==== RECORDS PROVIDED
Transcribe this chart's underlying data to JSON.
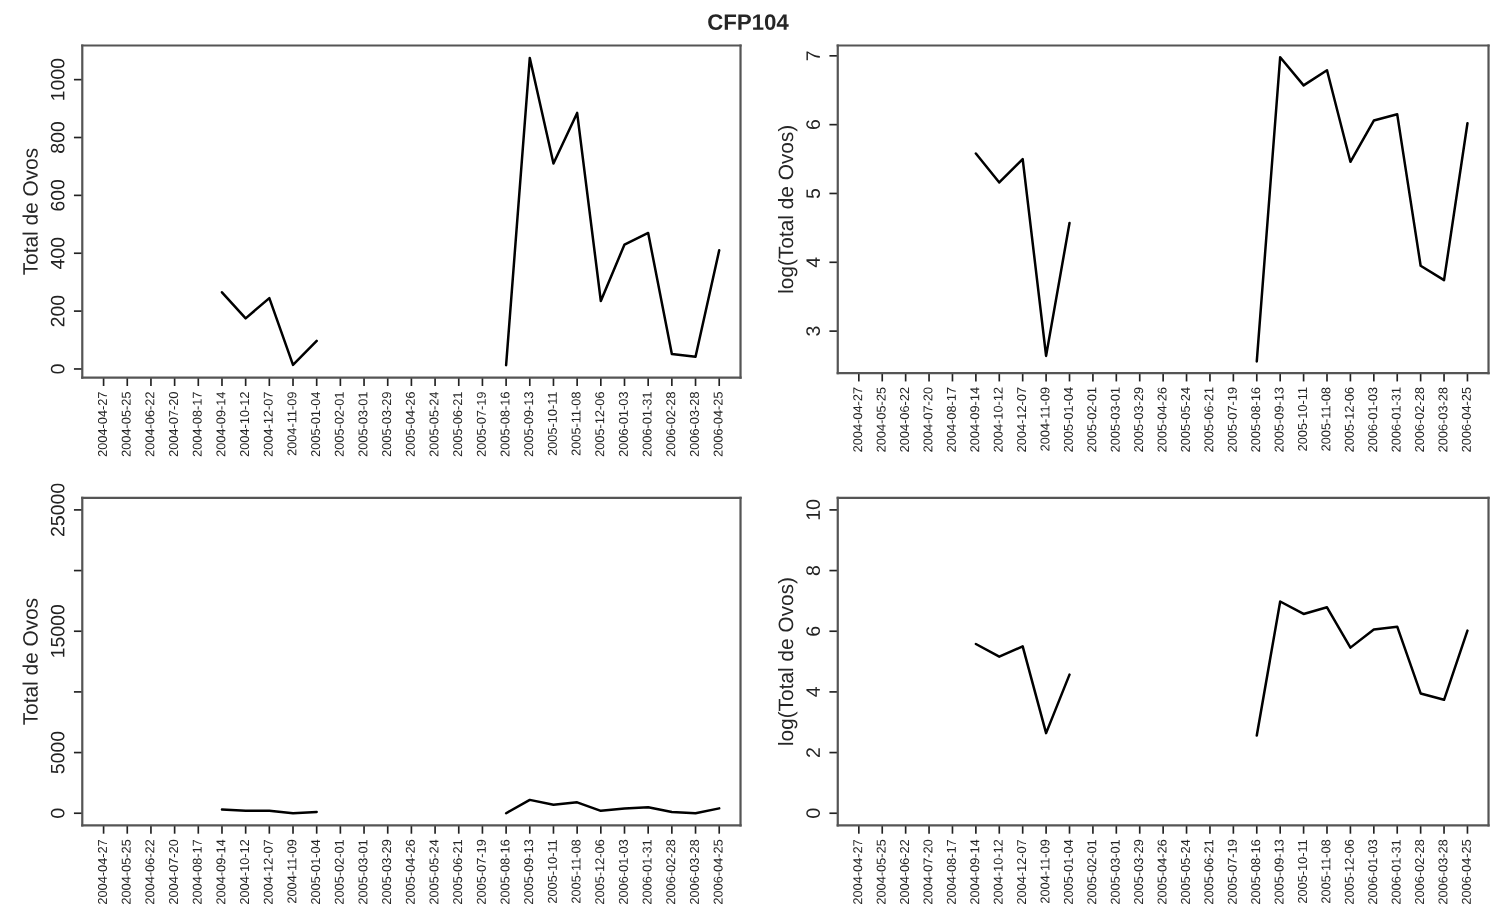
{
  "chart_data": [
    {
      "type": "line",
      "title": "CFP104",
      "ylabel": "Total de Ovos",
      "categories": [
        "2004-04-27",
        "2004-05-25",
        "2004-06-22",
        "2004-07-20",
        "2004-08-17",
        "2004-09-14",
        "2004-10-12",
        "2004-12-07",
        "2004-11-09",
        "2005-01-04",
        "2005-02-01",
        "2005-03-01",
        "2005-03-29",
        "2005-04-26",
        "2005-05-24",
        "2005-06-21",
        "2005-07-19",
        "2005-08-16",
        "2005-09-13",
        "2005-10-11",
        "2005-11-08",
        "2005-12-06",
        "2006-01-03",
        "2006-01-31",
        "2006-02-28",
        "2006-03-28",
        "2006-04-25"
      ],
      "series": [
        {
          "color": "#000000",
          "values": [
            null,
            null,
            null,
            null,
            null,
            265,
            175,
            245,
            14,
            97,
            null,
            null,
            null,
            null,
            null,
            null,
            null,
            13,
            1075,
            710,
            885,
            235,
            430,
            470,
            52,
            42,
            410
          ]
        }
      ],
      "ylim": [
        -30,
        1118
      ],
      "yticks": [
        0,
        200,
        400,
        600,
        800,
        1000
      ],
      "grid": false,
      "legend": false
    },
    {
      "type": "line",
      "ylabel": "log(Total de Ovos)",
      "categories": [
        "2004-04-27",
        "2004-05-25",
        "2004-06-22",
        "2004-07-20",
        "2004-08-17",
        "2004-09-14",
        "2004-10-12",
        "2004-12-07",
        "2004-11-09",
        "2005-01-04",
        "2005-02-01",
        "2005-03-01",
        "2005-03-29",
        "2005-04-26",
        "2005-05-24",
        "2005-06-21",
        "2005-07-19",
        "2005-08-16",
        "2005-09-13",
        "2005-10-11",
        "2005-11-08",
        "2005-12-06",
        "2006-01-03",
        "2006-01-31",
        "2006-02-28",
        "2006-03-28",
        "2006-04-25"
      ],
      "series": [
        {
          "color": "#000000",
          "values": [
            null,
            null,
            null,
            null,
            null,
            5.58,
            5.16,
            5.5,
            2.64,
            4.57,
            null,
            null,
            null,
            null,
            null,
            null,
            null,
            2.56,
            6.98,
            6.57,
            6.79,
            5.46,
            6.06,
            6.15,
            3.95,
            3.74,
            6.02
          ]
        }
      ],
      "ylim": [
        2.39,
        7.15
      ],
      "yticks": [
        3,
        4,
        5,
        6,
        7
      ],
      "grid": false,
      "legend": false
    },
    {
      "type": "line",
      "ylabel": "Total de Ovos",
      "categories": [
        "2004-04-27",
        "2004-05-25",
        "2004-06-22",
        "2004-07-20",
        "2004-08-17",
        "2004-09-14",
        "2004-10-12",
        "2004-12-07",
        "2004-11-09",
        "2005-01-04",
        "2005-02-01",
        "2005-03-01",
        "2005-03-29",
        "2005-04-26",
        "2005-05-24",
        "2005-06-21",
        "2005-07-19",
        "2005-08-16",
        "2005-09-13",
        "2005-10-11",
        "2005-11-08",
        "2005-12-06",
        "2006-01-03",
        "2006-01-31",
        "2006-02-28",
        "2006-03-28",
        "2006-04-25"
      ],
      "series": [
        {
          "color": "#000000",
          "values": [
            null,
            null,
            null,
            null,
            null,
            300,
            200,
            200,
            0,
            100,
            null,
            null,
            null,
            null,
            null,
            null,
            null,
            0,
            1100,
            700,
            900,
            200,
            400,
            500,
            100,
            0,
            400
          ]
        }
      ],
      "ylim": [
        -1000,
        26000
      ],
      "yticks": [
        0,
        5000,
        {
          "value": 10000,
          "label": null
        },
        15000,
        {
          "value": 20000,
          "label": null
        },
        25000
      ],
      "grid": false,
      "legend": false
    },
    {
      "type": "line",
      "ylabel": "log(Total de Ovos)",
      "categories": [
        "2004-04-27",
        "2004-05-25",
        "2004-06-22",
        "2004-07-20",
        "2004-08-17",
        "2004-09-14",
        "2004-10-12",
        "2004-12-07",
        "2004-11-09",
        "2005-01-04",
        "2005-02-01",
        "2005-03-01",
        "2005-03-29",
        "2005-04-26",
        "2005-05-24",
        "2005-06-21",
        "2005-07-19",
        "2005-08-16",
        "2005-09-13",
        "2005-10-11",
        "2005-11-08",
        "2005-12-06",
        "2006-01-03",
        "2006-01-31",
        "2006-02-28",
        "2006-03-28",
        "2006-04-25"
      ],
      "series": [
        {
          "color": "#000000",
          "values": [
            null,
            null,
            null,
            null,
            null,
            5.58,
            5.16,
            5.5,
            2.64,
            4.57,
            null,
            null,
            null,
            null,
            null,
            null,
            null,
            2.56,
            6.98,
            6.57,
            6.79,
            5.46,
            6.06,
            6.15,
            3.95,
            3.74,
            6.02
          ]
        }
      ],
      "ylim": [
        -0.4,
        10.4
      ],
      "yticks": [
        0,
        2,
        4,
        6,
        8,
        10
      ],
      "grid": false,
      "legend": false
    }
  ]
}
========
JOB
Retype the whole listing, keeping every line identical and omitting all pictures.

FINAL RESULT
Transcribe this chart's underlying data to JSON.
{
  "chart_data": [
    {
      "type": "line",
      "title": "CFP104",
      "ylabel": "Total de Ovos",
      "categories": [
        "2004-04-27",
        "2004-05-25",
        "2004-06-22",
        "2004-07-20",
        "2004-08-17",
        "2004-09-14",
        "2004-10-12",
        "2004-12-07",
        "2004-11-09",
        "2005-01-04",
        "2005-02-01",
        "2005-03-01",
        "2005-03-29",
        "2005-04-26",
        "2005-05-24",
        "2005-06-21",
        "2005-07-19",
        "2005-08-16",
        "2005-09-13",
        "2005-10-11",
        "2005-11-08",
        "2005-12-06",
        "2006-01-03",
        "2006-01-31",
        "2006-02-28",
        "2006-03-28",
        "2006-04-25"
      ],
      "series": [
        {
          "color": "#000000",
          "values": [
            null,
            null,
            null,
            null,
            null,
            265,
            175,
            245,
            14,
            97,
            null,
            null,
            null,
            null,
            null,
            null,
            null,
            13,
            1075,
            710,
            885,
            235,
            430,
            470,
            52,
            42,
            410
          ]
        }
      ],
      "ylim": [
        -30,
        1118
      ],
      "yticks": [
        0,
        200,
        400,
        600,
        800,
        1000
      ],
      "grid": false,
      "legend": false
    },
    {
      "type": "line",
      "ylabel": "log(Total de Ovos)",
      "categories": [
        "2004-04-27",
        "2004-05-25",
        "2004-06-22",
        "2004-07-20",
        "2004-08-17",
        "2004-09-14",
        "2004-10-12",
        "2004-12-07",
        "2004-11-09",
        "2005-01-04",
        "2005-02-01",
        "2005-03-01",
        "2005-03-29",
        "2005-04-26",
        "2005-05-24",
        "2005-06-21",
        "2005-07-19",
        "2005-08-16",
        "2005-09-13",
        "2005-10-11",
        "2005-11-08",
        "2005-12-06",
        "2006-01-03",
        "2006-01-31",
        "2006-02-28",
        "2006-03-28",
        "2006-04-25"
      ],
      "series": [
        {
          "color": "#000000",
          "values": [
            null,
            null,
            null,
            null,
            null,
            5.58,
            5.16,
            5.5,
            2.64,
            4.57,
            null,
            null,
            null,
            null,
            null,
            null,
            null,
            2.56,
            6.98,
            6.57,
            6.79,
            5.46,
            6.06,
            6.15,
            3.95,
            3.74,
            6.02
          ]
        }
      ],
      "ylim": [
        2.39,
        7.15
      ],
      "yticks": [
        3,
        4,
        5,
        6,
        7
      ],
      "grid": false,
      "legend": false
    },
    {
      "type": "line",
      "ylabel": "Total de Ovos",
      "categories": [
        "2004-04-27",
        "2004-05-25",
        "2004-06-22",
        "2004-07-20",
        "2004-08-17",
        "2004-09-14",
        "2004-10-12",
        "2004-12-07",
        "2004-11-09",
        "2005-01-04",
        "2005-02-01",
        "2005-03-01",
        "2005-03-29",
        "2005-04-26",
        "2005-05-24",
        "2005-06-21",
        "2005-07-19",
        "2005-08-16",
        "2005-09-13",
        "2005-10-11",
        "2005-11-08",
        "2005-12-06",
        "2006-01-03",
        "2006-01-31",
        "2006-02-28",
        "2006-03-28",
        "2006-04-25"
      ],
      "series": [
        {
          "color": "#000000",
          "values": [
            null,
            null,
            null,
            null,
            null,
            300,
            200,
            200,
            0,
            100,
            null,
            null,
            null,
            null,
            null,
            null,
            null,
            0,
            1100,
            700,
            900,
            200,
            400,
            500,
            100,
            0,
            400
          ]
        }
      ],
      "ylim": [
        -1000,
        26000
      ],
      "yticks": [
        0,
        5000,
        {
          "value": 10000,
          "label": null
        },
        15000,
        {
          "value": 20000,
          "label": null
        },
        25000
      ],
      "grid": false,
      "legend": false
    },
    {
      "type": "line",
      "ylabel": "log(Total de Ovos)",
      "categories": [
        "2004-04-27",
        "2004-05-25",
        "2004-06-22",
        "2004-07-20",
        "2004-08-17",
        "2004-09-14",
        "2004-10-12",
        "2004-12-07",
        "2004-11-09",
        "2005-01-04",
        "2005-02-01",
        "2005-03-01",
        "2005-03-29",
        "2005-04-26",
        "2005-05-24",
        "2005-06-21",
        "2005-07-19",
        "2005-08-16",
        "2005-09-13",
        "2005-10-11",
        "2005-11-08",
        "2005-12-06",
        "2006-01-03",
        "2006-01-31",
        "2006-02-28",
        "2006-03-28",
        "2006-04-25"
      ],
      "series": [
        {
          "color": "#000000",
          "values": [
            null,
            null,
            null,
            null,
            null,
            5.58,
            5.16,
            5.5,
            2.64,
            4.57,
            null,
            null,
            null,
            null,
            null,
            null,
            null,
            2.56,
            6.98,
            6.57,
            6.79,
            5.46,
            6.06,
            6.15,
            3.95,
            3.74,
            6.02
          ]
        }
      ],
      "ylim": [
        -0.4,
        10.4
      ],
      "yticks": [
        0,
        2,
        4,
        6,
        8,
        10
      ],
      "grid": false,
      "legend": false
    }
  ]
}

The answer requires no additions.